__Raw rows__.

+++

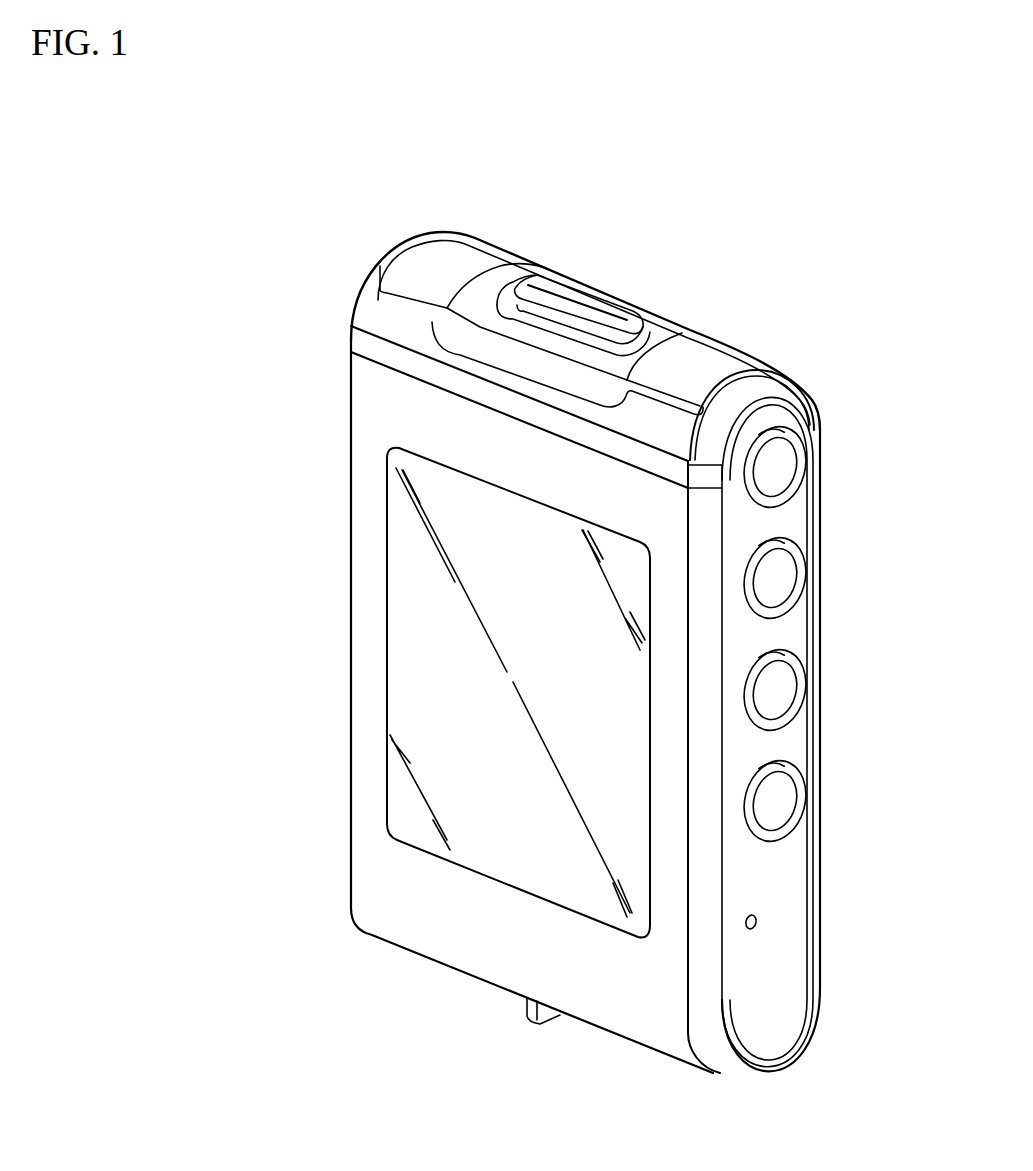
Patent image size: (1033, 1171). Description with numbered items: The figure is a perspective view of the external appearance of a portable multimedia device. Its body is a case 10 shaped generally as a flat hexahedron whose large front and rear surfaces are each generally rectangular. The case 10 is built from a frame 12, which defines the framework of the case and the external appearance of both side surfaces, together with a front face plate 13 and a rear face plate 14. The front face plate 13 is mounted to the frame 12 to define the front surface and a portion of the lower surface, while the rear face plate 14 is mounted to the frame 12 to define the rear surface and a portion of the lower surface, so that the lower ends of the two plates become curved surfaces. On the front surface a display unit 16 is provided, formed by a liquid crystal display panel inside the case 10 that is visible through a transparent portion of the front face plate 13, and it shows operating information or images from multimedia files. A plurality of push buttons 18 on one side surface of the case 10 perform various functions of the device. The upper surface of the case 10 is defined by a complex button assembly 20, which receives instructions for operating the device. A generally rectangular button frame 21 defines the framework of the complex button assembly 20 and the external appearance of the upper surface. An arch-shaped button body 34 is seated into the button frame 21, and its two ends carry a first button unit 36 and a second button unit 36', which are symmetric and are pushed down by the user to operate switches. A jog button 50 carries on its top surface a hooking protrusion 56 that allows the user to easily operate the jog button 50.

The case 10 is at (277, 750).
The frame 12 is at (775, 1006).
The front face plate 13 is at (485, 940).
The rear face plate 14 is at (820, 876).
The display unit 16 is at (407, 603).
The push buttons 18 is at (780, 467).
The complex button assembly 20 is at (713, 282).
The button frame 21 is at (373, 313).
The button body 34 is at (465, 240).
The first button unit 36 is at (478, 289).
The second button unit 36' is at (729, 344).
The jog button 50 is at (498, 307).
The hooking protrusion 56 is at (587, 293).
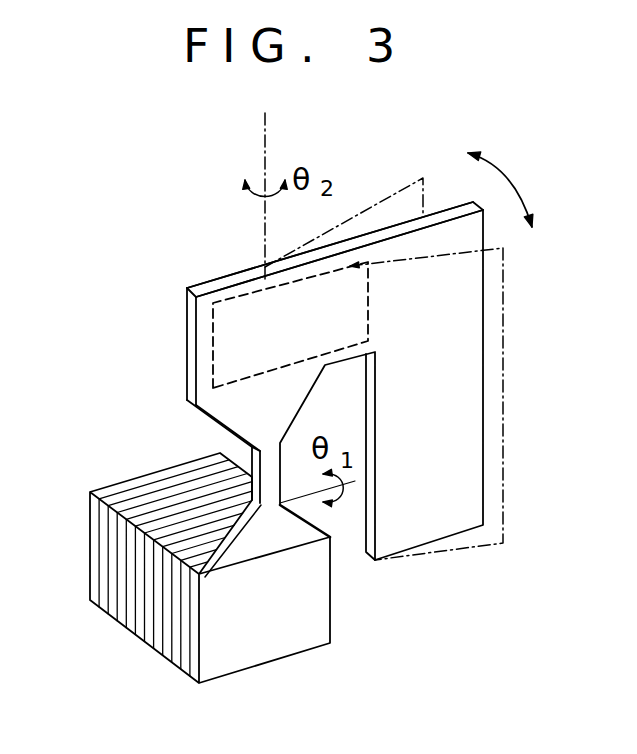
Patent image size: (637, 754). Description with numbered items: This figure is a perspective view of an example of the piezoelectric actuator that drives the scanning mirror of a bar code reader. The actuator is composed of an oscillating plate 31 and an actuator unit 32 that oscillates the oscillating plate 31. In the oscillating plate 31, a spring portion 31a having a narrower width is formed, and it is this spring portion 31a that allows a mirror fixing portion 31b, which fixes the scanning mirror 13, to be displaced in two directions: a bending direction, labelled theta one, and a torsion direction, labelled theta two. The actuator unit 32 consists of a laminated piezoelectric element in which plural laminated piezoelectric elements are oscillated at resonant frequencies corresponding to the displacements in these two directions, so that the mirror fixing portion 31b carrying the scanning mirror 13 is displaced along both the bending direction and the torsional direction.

The scanning mirror 13 is at (225, 322).
The oscillating plate 31 is at (445, 472).
The spring portion 31a is at (256, 460).
The mirror fixing portion 31b is at (387, 293).
The actuator unit 32 is at (113, 553).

+++

__PROBLEM DETAILS__.
Please rewrite every line of the rows above as a JSON list of strings, one string per line, skipping blank lines and leaving out the pictures.

__SOLUTION FOR THIS TASK__.
[
  "Patent image size: (1033, 1171). Description with numbered items: The figure is a perspective view of the external appearance of a portable multimedia device. Its body is a case 10 shaped generally as a flat hexahedron whose large front and rear surfaces are each generally rectangular. The case 10 is built from a frame 12, which defines the framework of the case and the external appearance of both side surfaces, together with a front face plate 13 and a rear face plate 14. The front face plate 13 is mounted to the frame 12 to define the front surface and a portion of the lower surface, while the rear face plate 14 is mounted to the frame 12 to define the rear surface and a portion of the lower surface, so that the lower ends of the two plates become curved surfaces. On the front surface a display unit 16 is provided, formed by a liquid crystal display panel inside the case 10 that is visible through a transparent portion of the front face plate 13, and it shows operating information or images from multimedia files. A plurality of push buttons 18 on one side surface of the case 10 perform various functions of the device. The upper surface of the case 10 is defined by a complex button assembly 20, which receives instructions for operating the device. A generally rectangular button frame 21 defines the framework of the complex button assembly 20 and the external appearance of the upper surface. An arch-shaped button body 34 is seated into the button frame 21, and its two ends carry a first button unit 36 and a second button unit 36', which are symmetric and are pushed down by the user to operate switches. A jog button 50 carries on its top surface a hooking protrusion 56 that allows the user to easily operate the jog button 50.",
  "The case 10 is at (277, 750).",
  "The frame 12 is at (775, 1006).",
  "The front face plate 13 is at (485, 940).",
  "The rear face plate 14 is at (820, 876).",
  "The display unit 16 is at (407, 603).",
  "The push buttons 18 is at (780, 467).",
  "The complex button assembly 20 is at (713, 282).",
  "The button frame 21 is at (373, 313).",
  "The button body 34 is at (465, 240).",
  "The first button unit 36 is at (478, 289).",
  "The second button unit 36' is at (729, 344).",
  "The jog button 50 is at (498, 307).",
  "The hooking protrusion 56 is at (587, 293).",
  "Patent image size: (637, 754). Description with numbered items: This figure is a perspective view of an example of the piezoelectric actuator that drives the scanning mirror of a bar code reader. The actuator is composed of an oscillating plate 31 and an actuator unit 32 that oscillates the oscillating plate 31. In the oscillating plate 31, a spring portion 31a having a narrower width is formed, and it is this spring portion 31a that allows a mirror fixing portion 31b, which fixes the scanning mirror 13, to be displaced in two directions: a bending direction, labelled theta one, and a torsion direction, labelled theta two. The actuator unit 32 consists of a laminated piezoelectric element in which plural laminated piezoelectric elements are oscillated at resonant frequencies corresponding to the displacements in these two directions, so that the mirror fixing portion 31b carrying the scanning mirror 13 is displaced along both the bending direction and the torsional direction.",
  "The scanning mirror 13 is at (225, 322).",
  "The oscillating plate 31 is at (445, 472).",
  "The spring portion 31a is at (256, 460).",
  "The mirror fixing portion 31b is at (387, 293).",
  "The actuator unit 32 is at (113, 553)."
]